To do: Make an exact copy of the records, with the pictures left out.

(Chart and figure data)
--- START ---
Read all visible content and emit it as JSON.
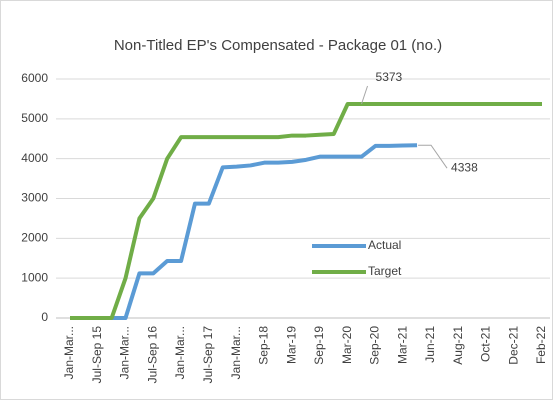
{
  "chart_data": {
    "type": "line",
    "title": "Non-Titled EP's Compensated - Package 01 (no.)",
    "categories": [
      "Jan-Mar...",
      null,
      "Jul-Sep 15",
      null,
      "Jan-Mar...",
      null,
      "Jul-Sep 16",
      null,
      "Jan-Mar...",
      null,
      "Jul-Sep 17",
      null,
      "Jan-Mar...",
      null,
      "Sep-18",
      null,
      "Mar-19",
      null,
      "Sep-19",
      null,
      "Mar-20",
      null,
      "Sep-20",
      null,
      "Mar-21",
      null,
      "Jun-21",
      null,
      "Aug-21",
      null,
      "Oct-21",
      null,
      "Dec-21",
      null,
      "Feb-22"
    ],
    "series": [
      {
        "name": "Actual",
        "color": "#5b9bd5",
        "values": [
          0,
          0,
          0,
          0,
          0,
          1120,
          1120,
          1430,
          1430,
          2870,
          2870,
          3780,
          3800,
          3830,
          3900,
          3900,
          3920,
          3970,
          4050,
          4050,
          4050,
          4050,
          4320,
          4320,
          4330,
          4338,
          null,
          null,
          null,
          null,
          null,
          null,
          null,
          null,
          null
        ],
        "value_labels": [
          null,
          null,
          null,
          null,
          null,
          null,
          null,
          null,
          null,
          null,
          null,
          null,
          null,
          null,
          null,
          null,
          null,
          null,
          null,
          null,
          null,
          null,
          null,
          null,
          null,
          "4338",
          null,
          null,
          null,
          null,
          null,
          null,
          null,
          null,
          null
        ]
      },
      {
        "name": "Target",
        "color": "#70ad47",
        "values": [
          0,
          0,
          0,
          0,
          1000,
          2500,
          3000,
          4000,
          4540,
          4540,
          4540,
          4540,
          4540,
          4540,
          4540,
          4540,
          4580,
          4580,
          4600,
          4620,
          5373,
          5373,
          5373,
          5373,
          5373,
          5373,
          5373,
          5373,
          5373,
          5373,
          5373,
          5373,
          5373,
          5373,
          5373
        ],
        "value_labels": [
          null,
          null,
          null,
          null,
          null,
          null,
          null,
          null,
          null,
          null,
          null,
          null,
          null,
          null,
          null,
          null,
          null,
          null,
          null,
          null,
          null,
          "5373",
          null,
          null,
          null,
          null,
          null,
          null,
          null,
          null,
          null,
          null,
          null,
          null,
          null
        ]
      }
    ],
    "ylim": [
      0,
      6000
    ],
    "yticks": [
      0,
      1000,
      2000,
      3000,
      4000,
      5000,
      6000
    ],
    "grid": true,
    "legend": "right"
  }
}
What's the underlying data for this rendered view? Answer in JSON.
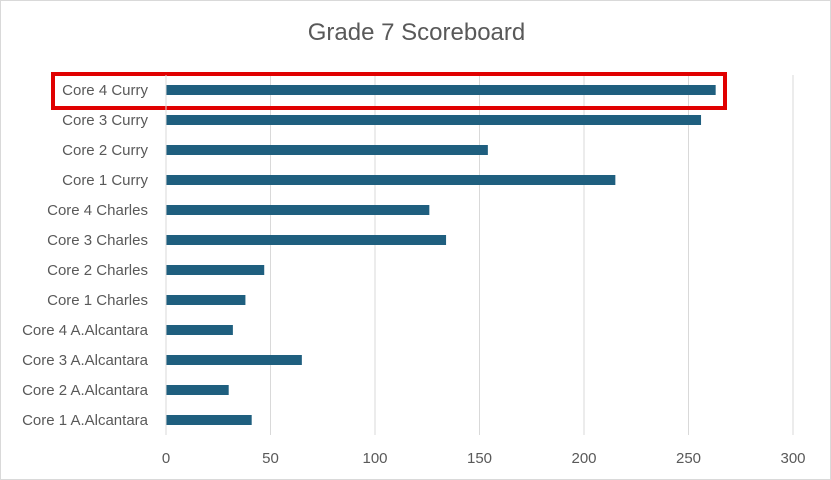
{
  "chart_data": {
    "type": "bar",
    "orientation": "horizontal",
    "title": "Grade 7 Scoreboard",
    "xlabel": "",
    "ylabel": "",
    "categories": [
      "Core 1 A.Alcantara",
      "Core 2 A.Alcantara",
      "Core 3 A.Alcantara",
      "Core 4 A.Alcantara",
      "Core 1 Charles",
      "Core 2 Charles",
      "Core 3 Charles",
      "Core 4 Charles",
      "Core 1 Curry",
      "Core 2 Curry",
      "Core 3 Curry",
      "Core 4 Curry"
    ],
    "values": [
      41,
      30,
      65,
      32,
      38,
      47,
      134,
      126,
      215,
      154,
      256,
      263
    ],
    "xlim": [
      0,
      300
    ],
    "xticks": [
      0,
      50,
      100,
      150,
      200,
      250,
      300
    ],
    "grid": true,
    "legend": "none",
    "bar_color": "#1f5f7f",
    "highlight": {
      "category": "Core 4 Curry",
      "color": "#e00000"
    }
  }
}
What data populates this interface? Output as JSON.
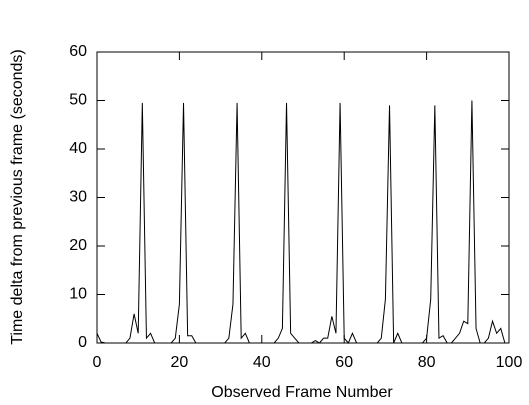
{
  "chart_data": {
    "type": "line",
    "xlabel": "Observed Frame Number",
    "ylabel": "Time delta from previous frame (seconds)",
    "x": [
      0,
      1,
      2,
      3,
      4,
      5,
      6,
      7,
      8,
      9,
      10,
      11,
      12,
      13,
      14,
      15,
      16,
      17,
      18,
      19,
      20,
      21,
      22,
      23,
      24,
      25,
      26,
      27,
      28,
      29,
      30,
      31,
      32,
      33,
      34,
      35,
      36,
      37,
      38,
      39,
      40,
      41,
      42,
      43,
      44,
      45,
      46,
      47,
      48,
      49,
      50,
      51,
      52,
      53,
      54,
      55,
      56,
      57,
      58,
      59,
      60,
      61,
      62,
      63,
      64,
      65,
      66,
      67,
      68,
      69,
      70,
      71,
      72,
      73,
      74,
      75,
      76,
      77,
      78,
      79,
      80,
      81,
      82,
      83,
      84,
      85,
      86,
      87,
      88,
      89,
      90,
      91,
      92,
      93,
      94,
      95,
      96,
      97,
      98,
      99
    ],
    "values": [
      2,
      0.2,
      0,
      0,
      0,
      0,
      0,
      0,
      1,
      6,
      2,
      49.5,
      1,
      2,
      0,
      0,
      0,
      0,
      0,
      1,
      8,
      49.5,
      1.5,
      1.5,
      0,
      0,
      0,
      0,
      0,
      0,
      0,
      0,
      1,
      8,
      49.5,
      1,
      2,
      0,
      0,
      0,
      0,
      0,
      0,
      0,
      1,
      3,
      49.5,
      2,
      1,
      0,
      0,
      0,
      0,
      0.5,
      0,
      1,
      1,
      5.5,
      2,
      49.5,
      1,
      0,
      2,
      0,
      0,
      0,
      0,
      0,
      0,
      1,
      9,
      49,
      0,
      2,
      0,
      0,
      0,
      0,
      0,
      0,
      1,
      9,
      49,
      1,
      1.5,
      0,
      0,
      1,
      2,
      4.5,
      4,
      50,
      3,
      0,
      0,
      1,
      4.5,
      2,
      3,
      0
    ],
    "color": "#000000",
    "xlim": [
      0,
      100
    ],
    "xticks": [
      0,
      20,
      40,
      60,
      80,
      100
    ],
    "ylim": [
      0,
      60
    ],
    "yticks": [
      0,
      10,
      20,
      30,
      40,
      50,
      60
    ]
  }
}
--- END ---
Response below:
Read all visible content and emit it as JSON.
{
  "chart_data": {
    "type": "line",
    "title": "Non-Titled EP's Compensated - Package 01 (no.)",
    "categories": [
      "Jan-Mar...",
      null,
      "Jul-Sep 15",
      null,
      "Jan-Mar...",
      null,
      "Jul-Sep 16",
      null,
      "Jan-Mar...",
      null,
      "Jul-Sep 17",
      null,
      "Jan-Mar...",
      null,
      "Sep-18",
      null,
      "Mar-19",
      null,
      "Sep-19",
      null,
      "Mar-20",
      null,
      "Sep-20",
      null,
      "Mar-21",
      null,
      "Jun-21",
      null,
      "Aug-21",
      null,
      "Oct-21",
      null,
      "Dec-21",
      null,
      "Feb-22"
    ],
    "series": [
      {
        "name": "Actual",
        "color": "#5b9bd5",
        "values": [
          0,
          0,
          0,
          0,
          0,
          1120,
          1120,
          1430,
          1430,
          2870,
          2870,
          3780,
          3800,
          3830,
          3900,
          3900,
          3920,
          3970,
          4050,
          4050,
          4050,
          4050,
          4320,
          4320,
          4330,
          4338,
          null,
          null,
          null,
          null,
          null,
          null,
          null,
          null,
          null
        ],
        "value_labels": [
          null,
          null,
          null,
          null,
          null,
          null,
          null,
          null,
          null,
          null,
          null,
          null,
          null,
          null,
          null,
          null,
          null,
          null,
          null,
          null,
          null,
          null,
          null,
          null,
          null,
          "4338",
          null,
          null,
          null,
          null,
          null,
          null,
          null,
          null,
          null
        ]
      },
      {
        "name": "Target",
        "color": "#70ad47",
        "values": [
          0,
          0,
          0,
          0,
          1000,
          2500,
          3000,
          4000,
          4540,
          4540,
          4540,
          4540,
          4540,
          4540,
          4540,
          4540,
          4580,
          4580,
          4600,
          4620,
          5373,
          5373,
          5373,
          5373,
          5373,
          5373,
          5373,
          5373,
          5373,
          5373,
          5373,
          5373,
          5373,
          5373,
          5373
        ],
        "value_labels": [
          null,
          null,
          null,
          null,
          null,
          null,
          null,
          null,
          null,
          null,
          null,
          null,
          null,
          null,
          null,
          null,
          null,
          null,
          null,
          null,
          null,
          "5373",
          null,
          null,
          null,
          null,
          null,
          null,
          null,
          null,
          null,
          null,
          null,
          null,
          null
        ]
      }
    ],
    "ylim": [
      0,
      6000
    ],
    "yticks": [
      0,
      1000,
      2000,
      3000,
      4000,
      5000,
      6000
    ],
    "grid": true,
    "legend": "right"
  }
}
What's the underlying data for this rendered view? Answer in JSON.
{
  "chart_data": {
    "type": "bar",
    "orientation": "horizontal",
    "title": "Grade 7 Scoreboard",
    "xlabel": "",
    "ylabel": "",
    "categories": [
      "Core 1 A.Alcantara",
      "Core 2 A.Alcantara",
      "Core 3 A.Alcantara",
      "Core 4 A.Alcantara",
      "Core 1 Charles",
      "Core 2 Charles",
      "Core 3 Charles",
      "Core 4 Charles",
      "Core 1 Curry",
      "Core 2 Curry",
      "Core 3 Curry",
      "Core 4 Curry"
    ],
    "values": [
      41,
      30,
      65,
      32,
      38,
      47,
      134,
      126,
      215,
      154,
      256,
      263
    ],
    "xlim": [
      0,
      300
    ],
    "xticks": [
      0,
      50,
      100,
      150,
      200,
      250,
      300
    ],
    "grid": true,
    "legend": "none",
    "bar_color": "#1f5f7f",
    "highlight": {
      "category": "Core 4 Curry",
      "color": "#e00000"
    }
  }
}
What data populates this interface? Output as JSON.
{
  "chart_data": {
    "type": "line",
    "xlabel": "Observed Frame Number",
    "ylabel": "Time delta from previous frame (seconds)",
    "x": [
      0,
      1,
      2,
      3,
      4,
      5,
      6,
      7,
      8,
      9,
      10,
      11,
      12,
      13,
      14,
      15,
      16,
      17,
      18,
      19,
      20,
      21,
      22,
      23,
      24,
      25,
      26,
      27,
      28,
      29,
      30,
      31,
      32,
      33,
      34,
      35,
      36,
      37,
      38,
      39,
      40,
      41,
      42,
      43,
      44,
      45,
      46,
      47,
      48,
      49,
      50,
      51,
      52,
      53,
      54,
      55,
      56,
      57,
      58,
      59,
      60,
      61,
      62,
      63,
      64,
      65,
      66,
      67,
      68,
      69,
      70,
      71,
      72,
      73,
      74,
      75,
      76,
      77,
      78,
      79,
      80,
      81,
      82,
      83,
      84,
      85,
      86,
      87,
      88,
      89,
      90,
      91,
      92,
      93,
      94,
      95,
      96,
      97,
      98,
      99
    ],
    "values": [
      2,
      0.2,
      0,
      0,
      0,
      0,
      0,
      0,
      1,
      6,
      2,
      49.5,
      1,
      2,
      0,
      0,
      0,
      0,
      0,
      1,
      8,
      49.5,
      1.5,
      1.5,
      0,
      0,
      0,
      0,
      0,
      0,
      0,
      0,
      1,
      8,
      49.5,
      1,
      2,
      0,
      0,
      0,
      0,
      0,
      0,
      0,
      1,
      3,
      49.5,
      2,
      1,
      0,
      0,
      0,
      0,
      0.5,
      0,
      1,
      1,
      5.5,
      2,
      49.5,
      1,
      0,
      2,
      0,
      0,
      0,
      0,
      0,
      0,
      1,
      9,
      49,
      0,
      2,
      0,
      0,
      0,
      0,
      0,
      0,
      1,
      9,
      49,
      1,
      1.5,
      0,
      0,
      1,
      2,
      4.5,
      4,
      50,
      3,
      0,
      0,
      1,
      4.5,
      2,
      3,
      0
    ],
    "color": "#000000",
    "xlim": [
      0,
      100
    ],
    "xticks": [
      0,
      20,
      40,
      60,
      80,
      100
    ],
    "ylim": [
      0,
      60
    ],
    "yticks": [
      0,
      10,
      20,
      30,
      40,
      50,
      60
    ]
  }
}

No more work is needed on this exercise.